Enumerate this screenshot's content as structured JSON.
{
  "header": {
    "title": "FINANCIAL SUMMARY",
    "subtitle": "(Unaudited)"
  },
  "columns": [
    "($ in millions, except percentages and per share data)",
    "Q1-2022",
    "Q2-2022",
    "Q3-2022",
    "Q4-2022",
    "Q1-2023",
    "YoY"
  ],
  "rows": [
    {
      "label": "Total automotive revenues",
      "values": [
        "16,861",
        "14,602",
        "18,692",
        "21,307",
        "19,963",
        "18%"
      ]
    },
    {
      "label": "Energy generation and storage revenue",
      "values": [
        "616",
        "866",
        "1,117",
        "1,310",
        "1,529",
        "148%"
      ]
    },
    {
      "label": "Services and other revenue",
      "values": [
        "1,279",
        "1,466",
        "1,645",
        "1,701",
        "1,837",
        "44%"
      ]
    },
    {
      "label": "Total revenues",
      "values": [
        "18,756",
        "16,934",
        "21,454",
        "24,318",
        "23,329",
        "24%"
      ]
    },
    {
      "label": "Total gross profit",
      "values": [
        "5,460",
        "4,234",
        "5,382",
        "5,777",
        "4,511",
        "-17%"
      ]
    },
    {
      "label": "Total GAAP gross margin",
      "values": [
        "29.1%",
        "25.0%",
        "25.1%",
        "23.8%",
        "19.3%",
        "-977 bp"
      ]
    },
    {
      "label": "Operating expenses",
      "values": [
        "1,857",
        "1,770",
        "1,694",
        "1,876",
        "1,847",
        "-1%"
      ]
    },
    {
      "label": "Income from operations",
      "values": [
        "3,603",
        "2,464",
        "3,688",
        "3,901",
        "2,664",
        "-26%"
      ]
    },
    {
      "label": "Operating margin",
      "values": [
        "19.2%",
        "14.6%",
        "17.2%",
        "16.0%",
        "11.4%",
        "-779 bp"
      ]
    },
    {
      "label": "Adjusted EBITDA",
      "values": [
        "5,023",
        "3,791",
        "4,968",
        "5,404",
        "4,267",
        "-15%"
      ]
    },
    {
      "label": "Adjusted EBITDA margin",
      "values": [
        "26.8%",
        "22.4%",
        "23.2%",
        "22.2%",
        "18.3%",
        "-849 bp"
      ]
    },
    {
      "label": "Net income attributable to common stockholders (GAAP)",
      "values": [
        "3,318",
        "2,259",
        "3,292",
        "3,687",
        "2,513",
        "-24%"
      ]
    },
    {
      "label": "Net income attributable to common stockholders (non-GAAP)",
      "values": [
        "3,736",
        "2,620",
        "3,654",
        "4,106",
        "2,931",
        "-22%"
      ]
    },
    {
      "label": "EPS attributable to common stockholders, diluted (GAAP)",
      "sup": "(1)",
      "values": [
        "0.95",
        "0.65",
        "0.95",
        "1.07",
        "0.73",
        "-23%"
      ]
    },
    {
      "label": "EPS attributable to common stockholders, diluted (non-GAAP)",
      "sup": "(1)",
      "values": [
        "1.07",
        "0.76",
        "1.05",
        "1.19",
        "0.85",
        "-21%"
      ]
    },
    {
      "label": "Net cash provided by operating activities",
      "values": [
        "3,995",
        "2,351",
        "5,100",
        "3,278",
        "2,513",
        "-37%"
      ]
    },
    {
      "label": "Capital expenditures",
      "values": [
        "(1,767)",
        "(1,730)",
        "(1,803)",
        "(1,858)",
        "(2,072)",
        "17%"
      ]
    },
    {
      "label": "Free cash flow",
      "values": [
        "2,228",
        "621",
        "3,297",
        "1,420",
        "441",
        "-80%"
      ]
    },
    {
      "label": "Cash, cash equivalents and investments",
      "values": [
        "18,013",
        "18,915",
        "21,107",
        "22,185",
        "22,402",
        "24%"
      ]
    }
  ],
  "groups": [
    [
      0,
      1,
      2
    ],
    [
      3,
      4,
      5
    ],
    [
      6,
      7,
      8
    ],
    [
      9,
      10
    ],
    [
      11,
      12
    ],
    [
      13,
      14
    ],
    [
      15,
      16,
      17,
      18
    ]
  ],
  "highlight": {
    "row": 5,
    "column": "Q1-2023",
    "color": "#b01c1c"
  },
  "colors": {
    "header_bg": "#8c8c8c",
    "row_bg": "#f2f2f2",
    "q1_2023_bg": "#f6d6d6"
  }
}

—————

— TASK STATEMENT —
Reproduce every line of the material above exactly.

— WORKED ANSWER —
Enumerate this screenshot's content as structured JSON.
{
  "header": {
    "title": "FINANCIAL SUMMARY",
    "subtitle": "(Unaudited)"
  },
  "columns": [
    "($ in millions, except percentages and per share data)",
    "Q1-2022",
    "Q2-2022",
    "Q3-2022",
    "Q4-2022",
    "Q1-2023",
    "YoY"
  ],
  "rows": [
    {
      "label": "Total automotive revenues",
      "values": [
        "16,861",
        "14,602",
        "18,692",
        "21,307",
        "19,963",
        "18%"
      ]
    },
    {
      "label": "Energy generation and storage revenue",
      "values": [
        "616",
        "866",
        "1,117",
        "1,310",
        "1,529",
        "148%"
      ]
    },
    {
      "label": "Services and other revenue",
      "values": [
        "1,279",
        "1,466",
        "1,645",
        "1,701",
        "1,837",
        "44%"
      ]
    },
    {
      "label": "Total revenues",
      "values": [
        "18,756",
        "16,934",
        "21,454",
        "24,318",
        "23,329",
        "24%"
      ]
    },
    {
      "label": "Total gross profit",
      "values": [
        "5,460",
        "4,234",
        "5,382",
        "5,777",
        "4,511",
        "-17%"
      ]
    },
    {
      "label": "Total GAAP gross margin",
      "values": [
        "29.1%",
        "25.0%",
        "25.1%",
        "23.8%",
        "19.3%",
        "-977 bp"
      ]
    },
    {
      "label": "Operating expenses",
      "values": [
        "1,857",
        "1,770",
        "1,694",
        "1,876",
        "1,847",
        "-1%"
      ]
    },
    {
      "label": "Income from operations",
      "values": [
        "3,603",
        "2,464",
        "3,688",
        "3,901",
        "2,664",
        "-26%"
      ]
    },
    {
      "label": "Operating margin",
      "values": [
        "19.2%",
        "14.6%",
        "17.2%",
        "16.0%",
        "11.4%",
        "-779 bp"
      ]
    },
    {
      "label": "Adjusted EBITDA",
      "values": [
        "5,023",
        "3,791",
        "4,968",
        "5,404",
        "4,267",
        "-15%"
      ]
    },
    {
      "label": "Adjusted EBITDA margin",
      "values": [
        "26.8%",
        "22.4%",
        "23.2%",
        "22.2%",
        "18.3%",
        "-849 bp"
      ]
    },
    {
      "label": "Net income attributable to common stockholders (GAAP)",
      "values": [
        "3,318",
        "2,259",
        "3,292",
        "3,687",
        "2,513",
        "-24%"
      ]
    },
    {
      "label": "Net income attributable to common stockholders (non-GAAP)",
      "values": [
        "3,736",
        "2,620",
        "3,654",
        "4,106",
        "2,931",
        "-22%"
      ]
    },
    {
      "label": "EPS attributable to common stockholders, diluted (GAAP)",
      "sup": "(1)",
      "values": [
        "0.95",
        "0.65",
        "0.95",
        "1.07",
        "0.73",
        "-23%"
      ]
    },
    {
      "label": "EPS attributable to common stockholders, diluted (non-GAAP)",
      "sup": "(1)",
      "values": [
        "1.07",
        "0.76",
        "1.05",
        "1.19",
        "0.85",
        "-21%"
      ]
    },
    {
      "label": "Net cash provided by operating activities",
      "values": [
        "3,995",
        "2,351",
        "5,100",
        "3,278",
        "2,513",
        "-37%"
      ]
    },
    {
      "label": "Capital expenditures",
      "values": [
        "(1,767)",
        "(1,730)",
        "(1,803)",
        "(1,858)",
        "(2,072)",
        "17%"
      ]
    },
    {
      "label": "Free cash flow",
      "values": [
        "2,228",
        "621",
        "3,297",
        "1,420",
        "441",
        "-80%"
      ]
    },
    {
      "label": "Cash, cash equivalents and investments",
      "values": [
        "18,013",
        "18,915",
        "21,107",
        "22,185",
        "22,402",
        "24%"
      ]
    }
  ],
  "groups": [
    [
      0,
      1,
      2
    ],
    [
      3,
      4,
      5
    ],
    [
      6,
      7,
      8
    ],
    [
      9,
      10
    ],
    [
      11,
      12
    ],
    [
      13,
      14
    ],
    [
      15,
      16,
      17,
      18
    ]
  ],
  "highlight": {
    "row": 5,
    "column": "Q1-2023",
    "color": "#b01c1c"
  },
  "colors": {
    "header_bg": "#8c8c8c",
    "row_bg": "#f2f2f2",
    "q1_2023_bg": "#f6d6d6"
  }
}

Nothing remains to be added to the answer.